_WHAT IS NEEDED_. Copy each line containing the word "kuaishou" from the records that follow, please.

=== SUPPLIED RECORDS ===

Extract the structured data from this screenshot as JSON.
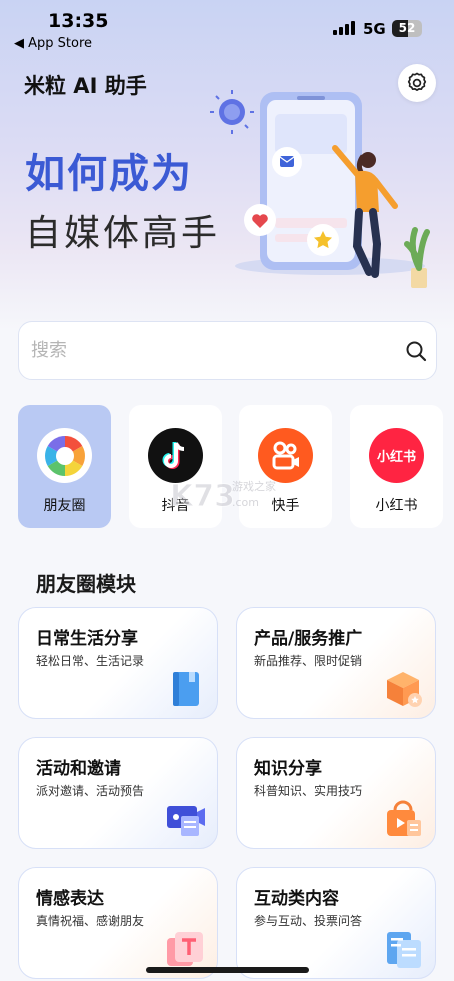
{
  "status_bar": {
    "time": "13:35",
    "back_label": "◀ App Store",
    "network": "5G",
    "battery_percent": "52",
    "battery_level": 0.52
  },
  "header": {
    "app_title": "米粒 AI 助手",
    "settings_icon": "gear-icon"
  },
  "hero": {
    "title": "如何成为",
    "subtitle": "自媒体高手"
  },
  "search": {
    "placeholder": "搜索",
    "icon": "search-icon"
  },
  "platforms": [
    {
      "label": "朋友圈",
      "icon": "moments-icon",
      "active": true
    },
    {
      "label": "抖音",
      "icon": "douyin-icon",
      "active": false
    },
    {
      "label": "快手",
      "icon": "kuaishou-icon",
      "active": false
    },
    {
      "label": "小红书",
      "icon": "xiaohongshu-icon",
      "logo_text": "小红书",
      "active": false
    }
  ],
  "watermark": {
    "brand": "K73",
    "tagline": "游戏之家",
    "domain": ".com"
  },
  "section": {
    "title": "朋友圈模块"
  },
  "cards": [
    {
      "title": "日常生活分享",
      "subtitle": "轻松日常、生活记录",
      "icon": "book-icon"
    },
    {
      "title": "产品/服务推广",
      "subtitle": "新品推荐、限时促销",
      "icon": "package-icon"
    },
    {
      "title": "活动和邀请",
      "subtitle": "派对邀请、活动预告",
      "icon": "invitation-icon"
    },
    {
      "title": "知识分享",
      "subtitle": "科普知识、实用技巧",
      "icon": "knowledge-bag-icon"
    },
    {
      "title": "情感表达",
      "subtitle": "真情祝福、感谢朋友",
      "icon": "text-card-icon"
    },
    {
      "title": "互动类内容",
      "subtitle": "参与互动、投票问答",
      "icon": "document-icon"
    }
  ],
  "colors": {
    "accent": "#3b5ad4",
    "active_tab": "#b9c9f3",
    "douyin": "#111111",
    "kuaishou": "#ff5a1f",
    "xiaohongshu": "#ff2442"
  }
}
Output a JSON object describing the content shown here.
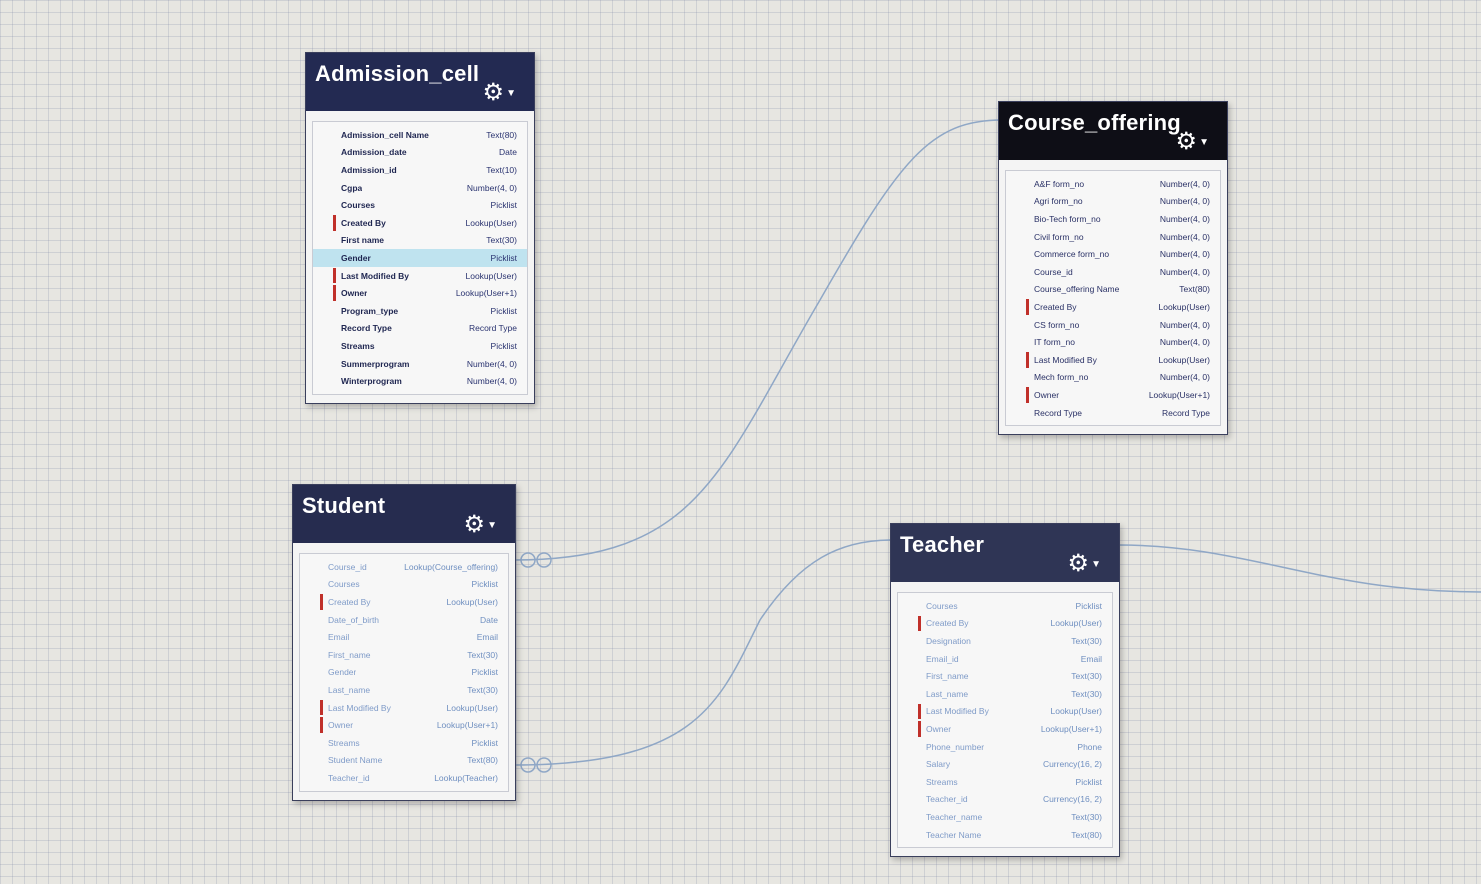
{
  "entities": [
    {
      "id": "admission_cell",
      "title": "Admission_cell",
      "header_color": "#232a52",
      "text_style": "dark",
      "fields": [
        {
          "name": "Admission_cell Name",
          "type": "Text(80)",
          "required": false
        },
        {
          "name": "Admission_date",
          "type": "Date",
          "required": false
        },
        {
          "name": "Admission_id",
          "type": "Text(10)",
          "required": false
        },
        {
          "name": "Cgpa",
          "type": "Number(4, 0)",
          "required": false
        },
        {
          "name": "Courses",
          "type": "Picklist",
          "required": false
        },
        {
          "name": "Created By",
          "type": "Lookup(User)",
          "required": true
        },
        {
          "name": "First name",
          "type": "Text(30)",
          "required": false
        },
        {
          "name": "Gender",
          "type": "Picklist",
          "required": false,
          "highlighted": true
        },
        {
          "name": "Last Modified By",
          "type": "Lookup(User)",
          "required": true
        },
        {
          "name": "Owner",
          "type": "Lookup(User+1)",
          "required": true
        },
        {
          "name": "Program_type",
          "type": "Picklist",
          "required": false
        },
        {
          "name": "Record Type",
          "type": "Record Type",
          "required": false
        },
        {
          "name": "Streams",
          "type": "Picklist",
          "required": false
        },
        {
          "name": "Summerprogram",
          "type": "Number(4, 0)",
          "required": false
        },
        {
          "name": "Winterprogram",
          "type": "Number(4, 0)",
          "required": false
        }
      ]
    },
    {
      "id": "course_offering",
      "title": "Course_offering",
      "header_color": "#0e0e16",
      "text_style": "mid",
      "fields": [
        {
          "name": "A&F form_no",
          "type": "Number(4, 0)",
          "required": false
        },
        {
          "name": "Agri form_no",
          "type": "Number(4, 0)",
          "required": false
        },
        {
          "name": "Bio-Tech form_no",
          "type": "Number(4, 0)",
          "required": false
        },
        {
          "name": "Civil form_no",
          "type": "Number(4, 0)",
          "required": false
        },
        {
          "name": "Commerce form_no",
          "type": "Number(4, 0)",
          "required": false
        },
        {
          "name": "Course_id",
          "type": "Number(4, 0)",
          "required": false
        },
        {
          "name": "Course_offering Name",
          "type": "Text(80)",
          "required": false
        },
        {
          "name": "Created By",
          "type": "Lookup(User)",
          "required": true
        },
        {
          "name": "CS form_no",
          "type": "Number(4, 0)",
          "required": false
        },
        {
          "name": "IT form_no",
          "type": "Number(4, 0)",
          "required": false
        },
        {
          "name": "Last Modified By",
          "type": "Lookup(User)",
          "required": true
        },
        {
          "name": "Mech form_no",
          "type": "Number(4, 0)",
          "required": false
        },
        {
          "name": "Owner",
          "type": "Lookup(User+1)",
          "required": true
        },
        {
          "name": "Record Type",
          "type": "Record Type",
          "required": false
        }
      ]
    },
    {
      "id": "student",
      "title": "Student",
      "header_color": "#262c4f",
      "text_style": "faded",
      "fields": [
        {
          "name": "Course_id",
          "type": "Lookup(Course_offering)",
          "required": false
        },
        {
          "name": "Courses",
          "type": "Picklist",
          "required": false
        },
        {
          "name": "Created By",
          "type": "Lookup(User)",
          "required": true
        },
        {
          "name": "Date_of_birth",
          "type": "Date",
          "required": false
        },
        {
          "name": "Email",
          "type": "Email",
          "required": false
        },
        {
          "name": "First_name",
          "type": "Text(30)",
          "required": false
        },
        {
          "name": "Gender",
          "type": "Picklist",
          "required": false
        },
        {
          "name": "Last_name",
          "type": "Text(30)",
          "required": false
        },
        {
          "name": "Last Modified By",
          "type": "Lookup(User)",
          "required": true
        },
        {
          "name": "Owner",
          "type": "Lookup(User+1)",
          "required": true
        },
        {
          "name": "Streams",
          "type": "Picklist",
          "required": false
        },
        {
          "name": "Student Name",
          "type": "Text(80)",
          "required": false
        },
        {
          "name": "Teacher_id",
          "type": "Lookup(Teacher)",
          "required": false
        }
      ]
    },
    {
      "id": "teacher",
      "title": "Teacher",
      "header_color": "#2f3555",
      "text_style": "faded",
      "fields": [
        {
          "name": "Courses",
          "type": "Picklist",
          "required": false
        },
        {
          "name": "Created By",
          "type": "Lookup(User)",
          "required": true
        },
        {
          "name": "Designation",
          "type": "Text(30)",
          "required": false
        },
        {
          "name": "Email_id",
          "type": "Email",
          "required": false
        },
        {
          "name": "First_name",
          "type": "Text(30)",
          "required": false
        },
        {
          "name": "Last_name",
          "type": "Text(30)",
          "required": false
        },
        {
          "name": "Last Modified By",
          "type": "Lookup(User)",
          "required": true
        },
        {
          "name": "Owner",
          "type": "Lookup(User+1)",
          "required": true
        },
        {
          "name": "Phone_number",
          "type": "Phone",
          "required": false
        },
        {
          "name": "Salary",
          "type": "Currency(16, 2)",
          "required": false
        },
        {
          "name": "Streams",
          "type": "Picklist",
          "required": false
        },
        {
          "name": "Teacher_id",
          "type": "Currency(16, 2)",
          "required": false
        },
        {
          "name": "Teacher_name",
          "type": "Text(30)",
          "required": false
        },
        {
          "name": "Teacher Name",
          "type": "Text(80)",
          "required": false
        }
      ]
    }
  ],
  "icons": {
    "gear": "gear-icon",
    "caret": "chevron-down-icon"
  },
  "colors": {
    "link_line": "#8fa7c6",
    "required_marker": "#c0302a",
    "highlight_row": "#bfe3ef"
  }
}
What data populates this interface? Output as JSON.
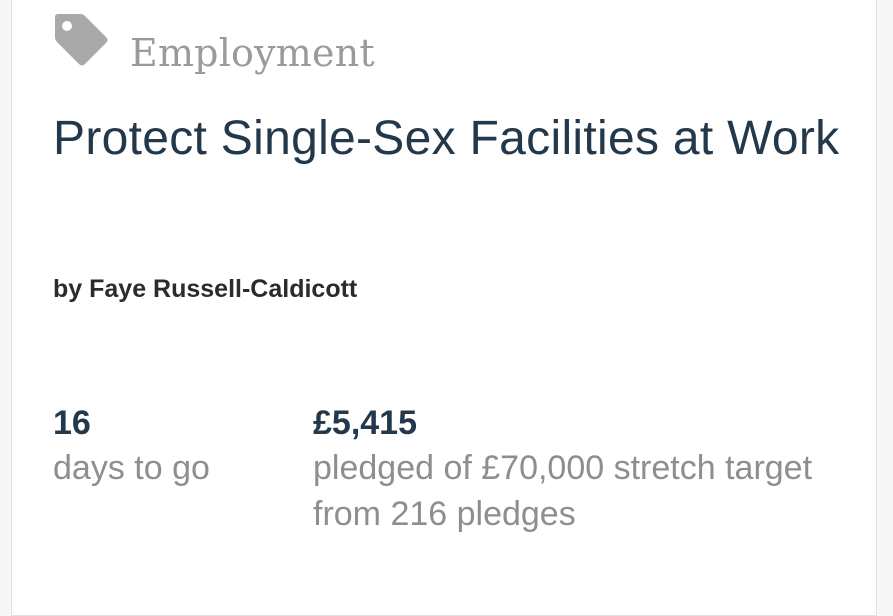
{
  "category": {
    "icon": "tag-icon",
    "label": "Employment"
  },
  "project": {
    "title": "Protect Single-Sex Facilities at Work",
    "author": "by Faye Russell-Caldicott"
  },
  "stats": {
    "days_value": "16",
    "days_label": "days to go",
    "pledged_value": "£5,415",
    "pledged_label": "pledged of £70,000 stretch target from 216 pledges"
  },
  "colors": {
    "title": "#23384a",
    "muted": "#8e8e8e",
    "tag_icon": "#a9a9a9"
  }
}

===

_RESPONSE_.
      "icon": "kuaishou-icon",
    "kuaishou": "#ff5a1f",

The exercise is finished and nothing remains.